== Exercise directions ==
Extract each line of the data and write it out again exactly.

Collected data
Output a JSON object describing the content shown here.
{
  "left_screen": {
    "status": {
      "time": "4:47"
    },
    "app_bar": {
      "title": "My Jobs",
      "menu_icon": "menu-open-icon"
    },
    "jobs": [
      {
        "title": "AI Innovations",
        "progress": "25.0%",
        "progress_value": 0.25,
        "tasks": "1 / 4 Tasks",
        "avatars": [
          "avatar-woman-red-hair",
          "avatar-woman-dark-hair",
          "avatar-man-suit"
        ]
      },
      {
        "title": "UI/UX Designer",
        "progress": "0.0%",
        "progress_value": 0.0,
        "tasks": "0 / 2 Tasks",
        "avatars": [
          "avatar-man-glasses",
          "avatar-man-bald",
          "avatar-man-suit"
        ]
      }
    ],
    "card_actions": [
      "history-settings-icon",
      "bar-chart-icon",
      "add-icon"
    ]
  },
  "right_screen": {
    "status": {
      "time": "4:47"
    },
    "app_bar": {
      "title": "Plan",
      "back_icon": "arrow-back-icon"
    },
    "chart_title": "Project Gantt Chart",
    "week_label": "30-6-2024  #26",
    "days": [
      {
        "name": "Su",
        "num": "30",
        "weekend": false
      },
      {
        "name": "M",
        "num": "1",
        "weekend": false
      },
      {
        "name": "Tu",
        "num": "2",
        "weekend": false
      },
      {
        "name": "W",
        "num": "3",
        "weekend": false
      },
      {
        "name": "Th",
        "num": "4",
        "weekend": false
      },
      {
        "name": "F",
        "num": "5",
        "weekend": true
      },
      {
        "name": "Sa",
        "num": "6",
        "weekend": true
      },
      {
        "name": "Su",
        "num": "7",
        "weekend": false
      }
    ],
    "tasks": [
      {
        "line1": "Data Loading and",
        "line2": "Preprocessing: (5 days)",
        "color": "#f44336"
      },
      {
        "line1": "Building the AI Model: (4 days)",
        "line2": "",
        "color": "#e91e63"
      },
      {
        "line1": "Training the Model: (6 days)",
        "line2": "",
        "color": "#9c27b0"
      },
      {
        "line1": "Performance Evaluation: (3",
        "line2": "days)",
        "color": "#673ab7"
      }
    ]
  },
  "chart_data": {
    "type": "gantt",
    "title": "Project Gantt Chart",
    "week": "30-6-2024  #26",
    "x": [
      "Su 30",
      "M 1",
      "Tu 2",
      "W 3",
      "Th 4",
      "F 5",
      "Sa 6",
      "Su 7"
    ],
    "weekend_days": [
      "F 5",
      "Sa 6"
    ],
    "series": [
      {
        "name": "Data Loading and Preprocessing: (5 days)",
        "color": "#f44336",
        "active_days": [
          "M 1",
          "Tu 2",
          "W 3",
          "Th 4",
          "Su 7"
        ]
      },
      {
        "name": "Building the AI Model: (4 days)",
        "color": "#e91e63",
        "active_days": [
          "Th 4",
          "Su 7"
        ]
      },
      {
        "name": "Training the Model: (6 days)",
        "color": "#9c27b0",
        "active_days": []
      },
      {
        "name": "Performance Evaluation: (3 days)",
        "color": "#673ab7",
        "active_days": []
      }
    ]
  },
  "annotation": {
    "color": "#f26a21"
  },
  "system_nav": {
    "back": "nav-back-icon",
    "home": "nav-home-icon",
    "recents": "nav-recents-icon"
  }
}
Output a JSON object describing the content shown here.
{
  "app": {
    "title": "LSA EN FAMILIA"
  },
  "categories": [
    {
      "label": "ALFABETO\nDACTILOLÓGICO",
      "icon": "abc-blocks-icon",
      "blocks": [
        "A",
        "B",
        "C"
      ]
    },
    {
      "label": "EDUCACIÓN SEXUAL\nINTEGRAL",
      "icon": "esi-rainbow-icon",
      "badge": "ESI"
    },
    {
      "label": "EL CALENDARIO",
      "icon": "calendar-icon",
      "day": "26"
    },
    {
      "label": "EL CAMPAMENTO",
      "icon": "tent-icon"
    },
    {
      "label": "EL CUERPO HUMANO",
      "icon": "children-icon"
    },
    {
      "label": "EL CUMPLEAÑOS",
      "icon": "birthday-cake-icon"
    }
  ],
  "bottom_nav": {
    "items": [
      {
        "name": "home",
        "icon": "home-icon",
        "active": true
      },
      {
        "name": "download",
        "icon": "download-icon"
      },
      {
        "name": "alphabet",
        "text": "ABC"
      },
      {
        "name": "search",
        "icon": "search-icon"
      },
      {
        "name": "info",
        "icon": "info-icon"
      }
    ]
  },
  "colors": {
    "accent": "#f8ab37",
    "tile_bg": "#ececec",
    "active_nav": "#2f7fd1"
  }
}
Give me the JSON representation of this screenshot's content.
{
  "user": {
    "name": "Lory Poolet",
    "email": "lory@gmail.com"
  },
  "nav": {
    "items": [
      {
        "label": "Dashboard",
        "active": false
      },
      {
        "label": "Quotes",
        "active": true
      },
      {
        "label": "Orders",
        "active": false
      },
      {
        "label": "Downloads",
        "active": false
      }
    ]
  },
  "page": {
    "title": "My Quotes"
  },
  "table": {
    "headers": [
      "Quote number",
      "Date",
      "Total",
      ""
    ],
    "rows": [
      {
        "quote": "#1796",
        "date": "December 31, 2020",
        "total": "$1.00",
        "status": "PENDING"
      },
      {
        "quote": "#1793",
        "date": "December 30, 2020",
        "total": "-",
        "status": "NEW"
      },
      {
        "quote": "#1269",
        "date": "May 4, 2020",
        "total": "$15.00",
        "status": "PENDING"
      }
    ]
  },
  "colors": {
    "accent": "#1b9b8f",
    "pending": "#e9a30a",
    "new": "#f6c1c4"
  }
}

== Written solution ==
Output a JSON object describing the content shown here.
{
  "left_screen": {
    "status": {
      "time": "4:47"
    },
    "app_bar": {
      "title": "My Jobs",
      "menu_icon": "menu-open-icon"
    },
    "jobs": [
      {
        "title": "AI Innovations",
        "progress": "25.0%",
        "progress_value": 0.25,
        "tasks": "1 / 4 Tasks",
        "avatars": [
          "avatar-woman-red-hair",
          "avatar-woman-dark-hair",
          "avatar-man-suit"
        ]
      },
      {
        "title": "UI/UX Designer",
        "progress": "0.0%",
        "progress_value": 0.0,
        "tasks": "0 / 2 Tasks",
        "avatars": [
          "avatar-man-glasses",
          "avatar-man-bald",
          "avatar-man-suit"
        ]
      }
    ],
    "card_actions": [
      "history-settings-icon",
      "bar-chart-icon",
      "add-icon"
    ]
  },
  "right_screen": {
    "status": {
      "time": "4:47"
    },
    "app_bar": {
      "title": "Plan",
      "back_icon": "arrow-back-icon"
    },
    "chart_title": "Project Gantt Chart",
    "week_label": "30-6-2024  #26",
    "days": [
      {
        "name": "Su",
        "num": "30",
        "weekend": false
      },
      {
        "name": "M",
        "num": "1",
        "weekend": false
      },
      {
        "name": "Tu",
        "num": "2",
        "weekend": false
      },
      {
        "name": "W",
        "num": "3",
        "weekend": false
      },
      {
        "name": "Th",
        "num": "4",
        "weekend": false
      },
      {
        "name": "F",
        "num": "5",
        "weekend": true
      },
      {
        "name": "Sa",
        "num": "6",
        "weekend": true
      },
      {
        "name": "Su",
        "num": "7",
        "weekend": false
      }
    ],
    "tasks": [
      {
        "line1": "Data Loading and",
        "line2": "Preprocessing: (5 days)",
        "color": "#f44336"
      },
      {
        "line1": "Building the AI Model: (4 days)",
        "line2": "",
        "color": "#e91e63"
      },
      {
        "line1": "Training the Model: (6 days)",
        "line2": "",
        "color": "#9c27b0"
      },
      {
        "line1": "Performance Evaluation: (3",
        "line2": "days)",
        "color": "#673ab7"
      }
    ]
  },
  "chart_data": {
    "type": "gantt",
    "title": "Project Gantt Chart",
    "week": "30-6-2024  #26",
    "x": [
      "Su 30",
      "M 1",
      "Tu 2",
      "W 3",
      "Th 4",
      "F 5",
      "Sa 6",
      "Su 7"
    ],
    "weekend_days": [
      "F 5",
      "Sa 6"
    ],
    "series": [
      {
        "name": "Data Loading and Preprocessing: (5 days)",
        "color": "#f44336",
        "active_days": [
          "M 1",
          "Tu 2",
          "W 3",
          "Th 4",
          "Su 7"
        ]
      },
      {
        "name": "Building the AI Model: (4 days)",
        "color": "#e91e63",
        "active_days": [
          "Th 4",
          "Su 7"
        ]
      },
      {
        "name": "Training the Model: (6 days)",
        "color": "#9c27b0",
        "active_days": []
      },
      {
        "name": "Performance Evaluation: (3 days)",
        "color": "#673ab7",
        "active_days": []
      }
    ]
  },
  "annotation": {
    "color": "#f26a21"
  },
  "system_nav": {
    "back": "nav-back-icon",
    "home": "nav-home-icon",
    "recents": "nav-recents-icon"
  }
}
Output a JSON object describing the content shown here.
{
  "app": {
    "title": "LSA EN FAMILIA"
  },
  "categories": [
    {
      "label": "ALFABETO\nDACTILOLÓGICO",
      "icon": "abc-blocks-icon",
      "blocks": [
        "A",
        "B",
        "C"
      ]
    },
    {
      "label": "EDUCACIÓN SEXUAL\nINTEGRAL",
      "icon": "esi-rainbow-icon",
      "badge": "ESI"
    },
    {
      "label": "EL CALENDARIO",
      "icon": "calendar-icon",
      "day": "26"
    },
    {
      "label": "EL CAMPAMENTO",
      "icon": "tent-icon"
    },
    {
      "label": "EL CUERPO HUMANO",
      "icon": "children-icon"
    },
    {
      "label": "EL CUMPLEAÑOS",
      "icon": "birthday-cake-icon"
    }
  ],
  "bottom_nav": {
    "items": [
      {
        "name": "home",
        "icon": "home-icon",
        "active": true
      },
      {
        "name": "download",
        "icon": "download-icon"
      },
      {
        "name": "alphabet",
        "text": "ABC"
      },
      {
        "name": "search",
        "icon": "search-icon"
      },
      {
        "name": "info",
        "icon": "info-icon"
      }
    ]
  },
  "colors": {
    "accent": "#f8ab37",
    "tile_bg": "#ececec",
    "active_nav": "#2f7fd1"
  }
}
Give me the JSON representation of this screenshot's content.
{
  "user": {
    "name": "Lory Poolet",
    "email": "lory@gmail.com"
  },
  "nav": {
    "items": [
      {
        "label": "Dashboard",
        "active": false
      },
      {
        "label": "Quotes",
        "active": true
      },
      {
        "label": "Orders",
        "active": false
      },
      {
        "label": "Downloads",
        "active": false
      }
    ]
  },
  "page": {
    "title": "My Quotes"
  },
  "table": {
    "headers": [
      "Quote number",
      "Date",
      "Total",
      ""
    ],
    "rows": [
      {
        "quote": "#1796",
        "date": "December 31, 2020",
        "total": "$1.00",
        "status": "PENDING"
      },
      {
        "quote": "#1793",
        "date": "December 30, 2020",
        "total": "-",
        "status": "NEW"
      },
      {
        "quote": "#1269",
        "date": "May 4, 2020",
        "total": "$15.00",
        "status": "PENDING"
      }
    ]
  },
  "colors": {
    "accent": "#1b9b8f",
    "pending": "#e9a30a",
    "new": "#f6c1c4"
  }
}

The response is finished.